» GIVEN TASK
Records follow. Copy every line with "SAYA".

(Collected data)

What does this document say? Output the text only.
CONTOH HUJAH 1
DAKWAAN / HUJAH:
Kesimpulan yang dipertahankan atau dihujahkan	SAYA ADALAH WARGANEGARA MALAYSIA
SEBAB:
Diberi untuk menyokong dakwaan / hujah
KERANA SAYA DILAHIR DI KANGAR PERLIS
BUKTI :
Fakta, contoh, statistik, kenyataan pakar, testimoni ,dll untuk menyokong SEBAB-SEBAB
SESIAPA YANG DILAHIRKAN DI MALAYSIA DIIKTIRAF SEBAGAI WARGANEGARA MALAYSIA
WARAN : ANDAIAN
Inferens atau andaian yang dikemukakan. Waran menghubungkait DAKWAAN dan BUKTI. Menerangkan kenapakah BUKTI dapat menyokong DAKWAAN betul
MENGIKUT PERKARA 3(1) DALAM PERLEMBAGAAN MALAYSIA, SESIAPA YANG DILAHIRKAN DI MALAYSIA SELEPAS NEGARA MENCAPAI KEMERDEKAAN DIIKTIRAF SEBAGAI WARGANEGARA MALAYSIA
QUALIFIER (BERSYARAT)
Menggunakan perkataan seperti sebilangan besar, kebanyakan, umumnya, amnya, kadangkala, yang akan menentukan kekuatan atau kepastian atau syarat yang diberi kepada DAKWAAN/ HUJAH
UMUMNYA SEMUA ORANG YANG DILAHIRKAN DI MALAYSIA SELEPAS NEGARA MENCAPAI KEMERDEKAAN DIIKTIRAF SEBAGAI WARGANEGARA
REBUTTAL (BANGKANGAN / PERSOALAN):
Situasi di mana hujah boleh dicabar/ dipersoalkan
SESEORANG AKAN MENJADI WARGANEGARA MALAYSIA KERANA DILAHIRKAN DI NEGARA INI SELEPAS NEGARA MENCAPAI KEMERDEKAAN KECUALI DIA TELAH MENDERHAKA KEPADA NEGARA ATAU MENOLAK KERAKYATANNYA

» RESPONSE
Kesimpulan yang dipertahankan atau dihujahkan	SAYA ADALAH WARGANEGARA MALAYSIA
KERANA SAYA DILAHIR DI KANGAR PERLIS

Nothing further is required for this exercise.